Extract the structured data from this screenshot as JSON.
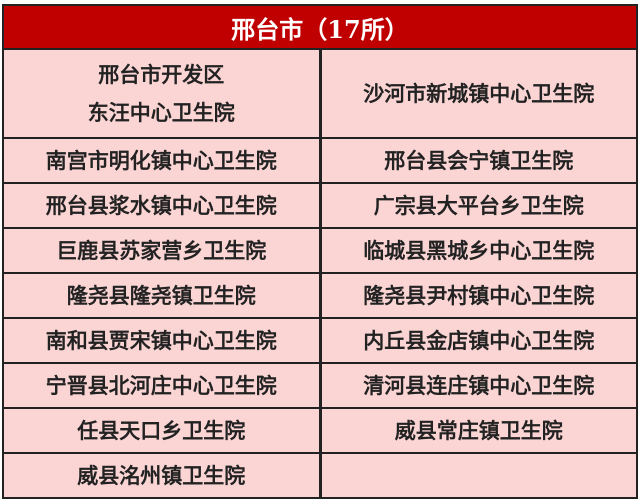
{
  "title": "邢台市（17所）",
  "colors": {
    "header": "#c00000",
    "cell": "#fbd4d4"
  },
  "rows": [
    {
      "left": [
        "邢台市开发区",
        "东汪中心卫生院"
      ],
      "right": [
        "沙河市新城镇中心卫生院"
      ]
    },
    {
      "left": [
        "南宫市明化镇中心卫生院"
      ],
      "right": [
        "邢台县会宁镇卫生院"
      ]
    },
    {
      "left": [
        "邢台县浆水镇中心卫生院"
      ],
      "right": [
        "广宗县大平台乡卫生院"
      ]
    },
    {
      "left": [
        "巨鹿县苏家营乡卫生院"
      ],
      "right": [
        "临城县黑城乡中心卫生院"
      ]
    },
    {
      "left": [
        "隆尧县隆尧镇卫生院"
      ],
      "right": [
        "隆尧县尹村镇中心卫生院"
      ]
    },
    {
      "left": [
        "南和县贾宋镇中心卫生院"
      ],
      "right": [
        "内丘县金店镇中心卫生院"
      ]
    },
    {
      "left": [
        "宁晋县北河庄中心卫生院"
      ],
      "right": [
        "清河县连庄镇中心卫生院"
      ]
    },
    {
      "left": [
        "任县天口乡卫生院"
      ],
      "right": [
        "威县常庄镇卫生院"
      ]
    },
    {
      "left": [
        "威县洺州镇卫生院"
      ],
      "right": []
    }
  ]
}
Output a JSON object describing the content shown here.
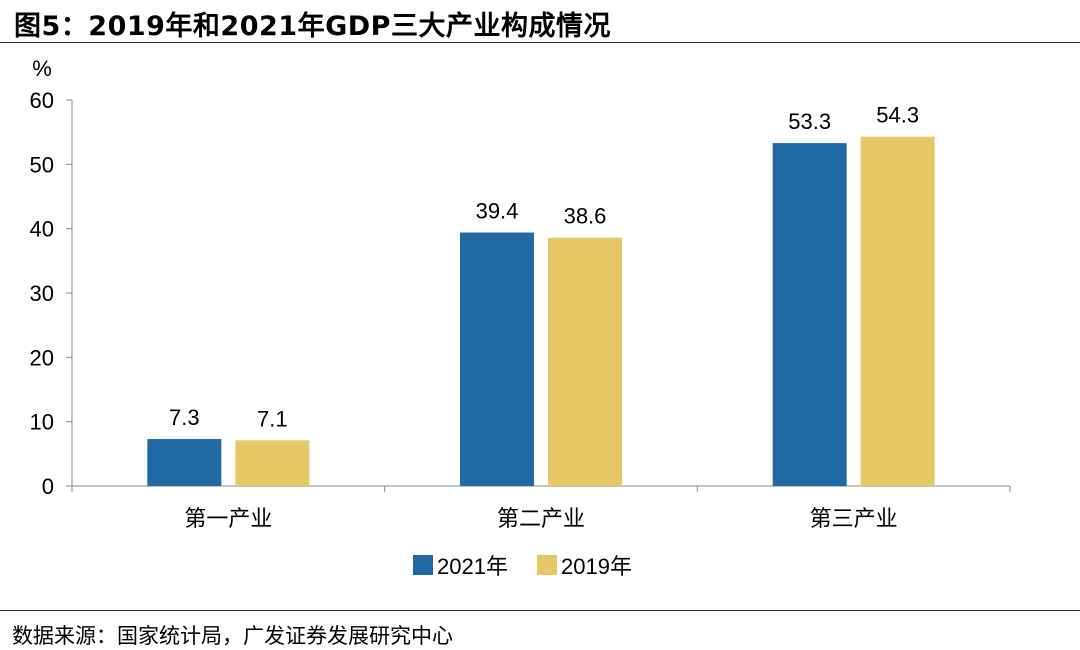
{
  "chart_data": {
    "type": "bar",
    "title": "图5：2019年和2021年GDP三大产业构成情况",
    "ylabel": "%",
    "xlabel": "",
    "ylim": [
      0,
      60
    ],
    "yticks": [
      0,
      10,
      20,
      30,
      40,
      50,
      60
    ],
    "categories": [
      "第一产业",
      "第二产业",
      "第三产业"
    ],
    "series": [
      {
        "name": "2021年",
        "color": "#1F6AA5",
        "values": [
          7.3,
          39.4,
          53.3
        ]
      },
      {
        "name": "2019年",
        "color": "#E5C766",
        "values": [
          7.1,
          38.6,
          54.3
        ]
      }
    ],
    "legend": "bottom-center",
    "grid": false
  },
  "source": "数据来源：国家统计局，广发证券发展研究中心"
}
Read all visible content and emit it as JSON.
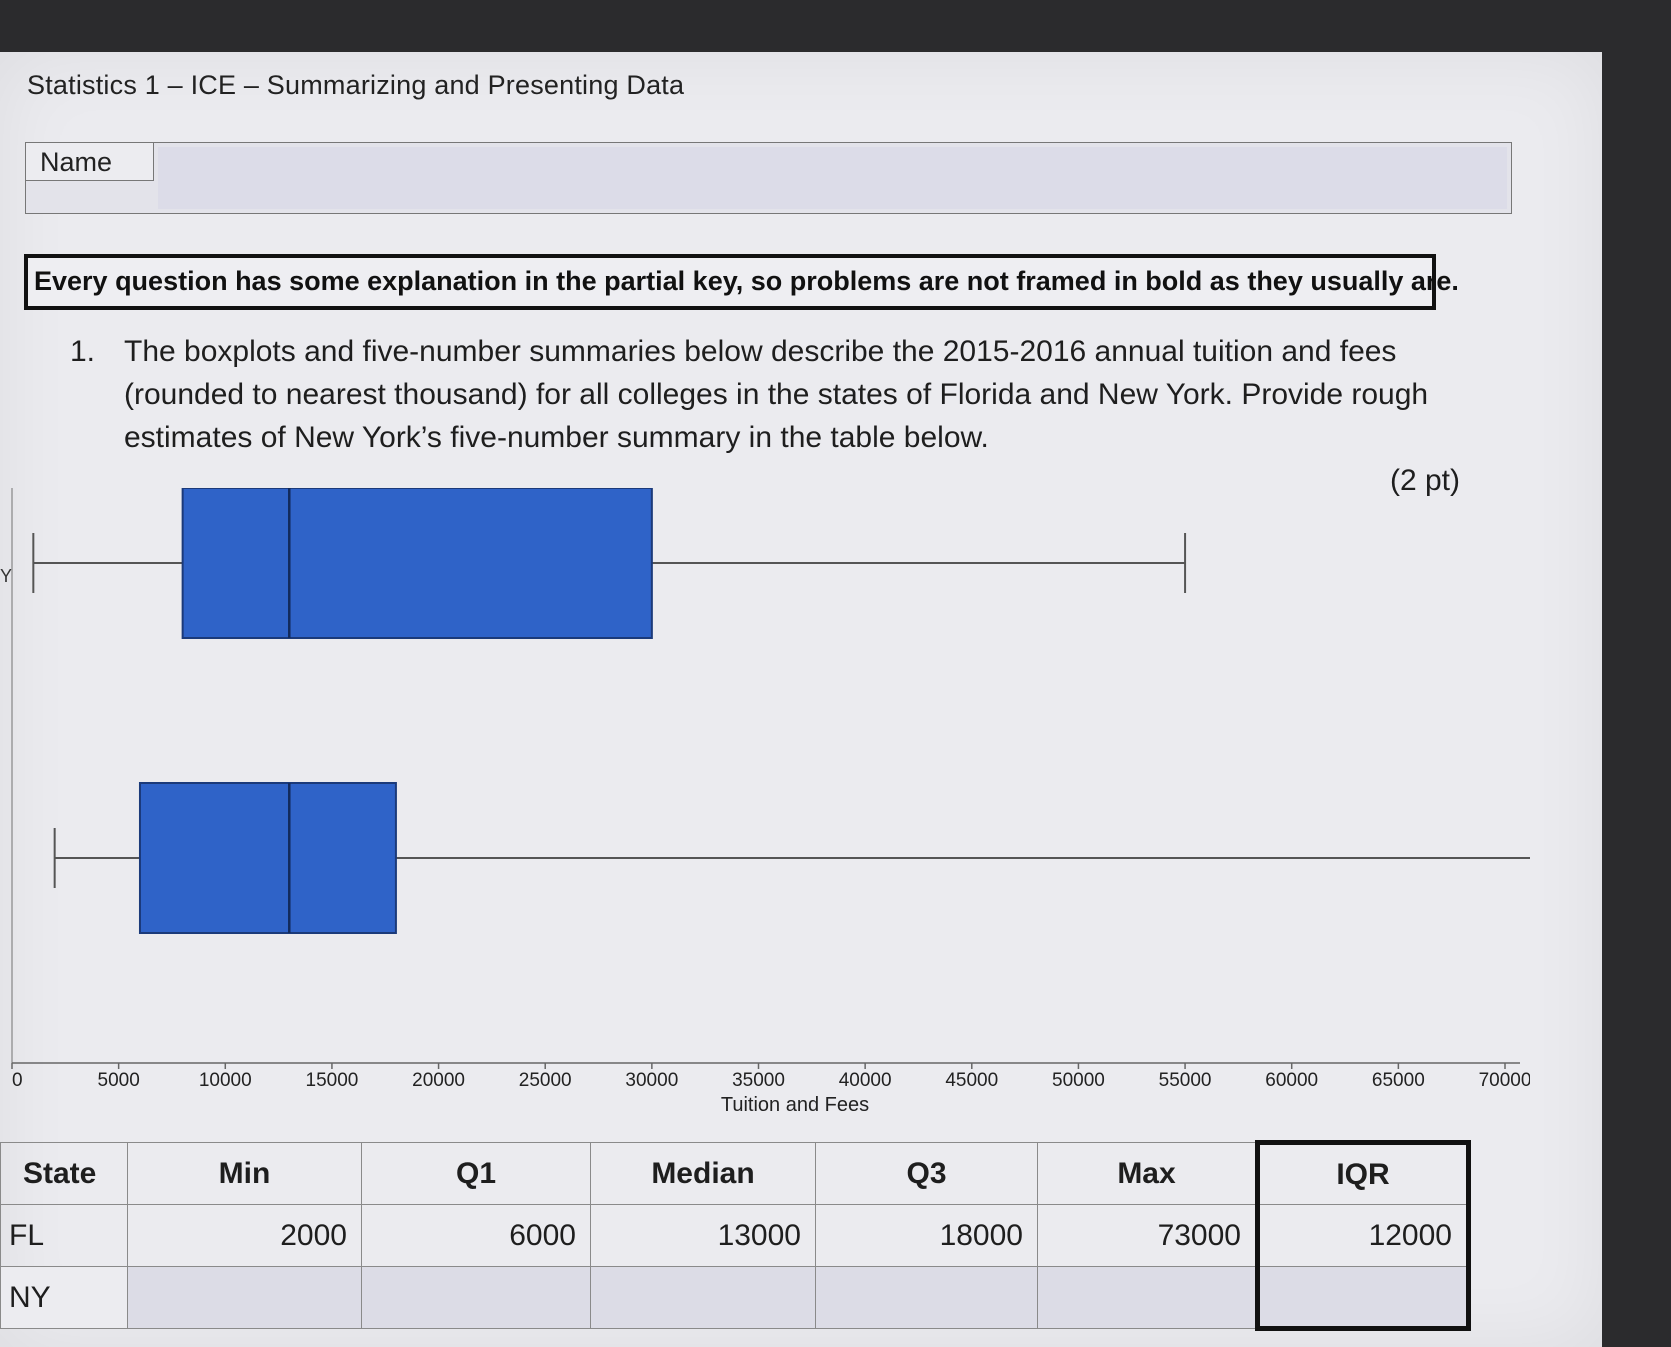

· · · · · · ·

What the exercise asks: Without the pictures, retype the whole of the material above exactly.

Full solution:
Extract the structured data from this screenshot as JSON.
{
  "title": "邢台市（17所）",
  "colors": {
    "header": "#c00000",
    "cell": "#fbd4d4"
  },
  "rows": [
    {
      "left": [
        "邢台市开发区",
        "东汪中心卫生院"
      ],
      "right": [
        "沙河市新城镇中心卫生院"
      ]
    },
    {
      "left": [
        "南宫市明化镇中心卫生院"
      ],
      "right": [
        "邢台县会宁镇卫生院"
      ]
    },
    {
      "left": [
        "邢台县浆水镇中心卫生院"
      ],
      "right": [
        "广宗县大平台乡卫生院"
      ]
    },
    {
      "left": [
        "巨鹿县苏家营乡卫生院"
      ],
      "right": [
        "临城县黑城乡中心卫生院"
      ]
    },
    {
      "left": [
        "隆尧县隆尧镇卫生院"
      ],
      "right": [
        "隆尧县尹村镇中心卫生院"
      ]
    },
    {
      "left": [
        "南和县贾宋镇中心卫生院"
      ],
      "right": [
        "内丘县金店镇中心卫生院"
      ]
    },
    {
      "left": [
        "宁晋县北河庄中心卫生院"
      ],
      "right": [
        "清河县连庄镇中心卫生院"
      ]
    },
    {
      "left": [
        "任县天口乡卫生院"
      ],
      "right": [
        "威县常庄镇卫生院"
      ]
    },
    {
      "left": [
        "威县洺州镇卫生院"
      ],
      "right": []
    }
  ]
}
Output a JSON object describing the content shown here.
{
  "chart_data": {
    "type": "bar",
    "title": "图5：2019年和2021年GDP三大产业构成情况",
    "ylabel": "%",
    "xlabel": "",
    "ylim": [
      0,
      60
    ],
    "yticks": [
      0,
      10,
      20,
      30,
      40,
      50,
      60
    ],
    "categories": [
      "第一产业",
      "第二产业",
      "第三产业"
    ],
    "series": [
      {
        "name": "2021年",
        "color": "#1F6AA5",
        "values": [
          7.3,
          39.4,
          53.3
        ]
      },
      {
        "name": "2019年",
        "color": "#E5C766",
        "values": [
          7.1,
          38.6,
          54.3
        ]
      }
    ],
    "legend": "bottom-center",
    "grid": false
  },
  "source": "数据来源：国家统计局，广发证券发展研究中心"
}
Read all visible content and emit it as JSON.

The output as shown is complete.